Stated problem = Search the listing below for "name". Copy each matching line.
* * *
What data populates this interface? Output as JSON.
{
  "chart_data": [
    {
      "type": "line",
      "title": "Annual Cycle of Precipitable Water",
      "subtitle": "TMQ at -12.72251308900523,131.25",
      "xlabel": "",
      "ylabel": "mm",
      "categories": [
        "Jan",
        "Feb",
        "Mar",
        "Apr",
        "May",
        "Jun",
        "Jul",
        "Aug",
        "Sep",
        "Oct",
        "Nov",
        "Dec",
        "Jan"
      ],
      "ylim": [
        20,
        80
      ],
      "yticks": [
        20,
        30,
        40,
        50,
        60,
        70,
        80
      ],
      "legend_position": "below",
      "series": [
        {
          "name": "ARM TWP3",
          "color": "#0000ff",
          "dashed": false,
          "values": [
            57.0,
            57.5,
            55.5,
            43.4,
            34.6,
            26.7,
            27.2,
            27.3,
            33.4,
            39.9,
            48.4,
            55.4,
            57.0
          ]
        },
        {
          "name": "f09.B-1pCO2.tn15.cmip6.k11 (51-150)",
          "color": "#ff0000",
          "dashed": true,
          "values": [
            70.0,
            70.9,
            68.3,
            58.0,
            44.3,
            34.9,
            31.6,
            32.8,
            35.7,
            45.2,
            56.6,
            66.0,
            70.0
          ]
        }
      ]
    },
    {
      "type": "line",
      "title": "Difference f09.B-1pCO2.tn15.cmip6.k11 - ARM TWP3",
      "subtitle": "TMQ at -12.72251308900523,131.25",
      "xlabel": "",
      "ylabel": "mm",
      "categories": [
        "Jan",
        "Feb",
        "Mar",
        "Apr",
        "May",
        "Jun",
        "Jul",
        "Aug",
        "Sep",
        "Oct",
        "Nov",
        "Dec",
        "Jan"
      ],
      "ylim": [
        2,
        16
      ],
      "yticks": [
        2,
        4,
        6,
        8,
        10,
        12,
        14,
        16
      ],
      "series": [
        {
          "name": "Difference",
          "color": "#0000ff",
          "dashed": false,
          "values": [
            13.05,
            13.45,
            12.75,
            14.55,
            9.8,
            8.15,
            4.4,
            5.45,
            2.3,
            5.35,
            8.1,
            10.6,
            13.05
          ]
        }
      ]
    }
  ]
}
* * *
Answer for this exercise =
          "name": "ARM TWP3",
          "name": "f09.B-1pCO2.tn15.cmip6.k11 (51-150)",
          "name": "Difference",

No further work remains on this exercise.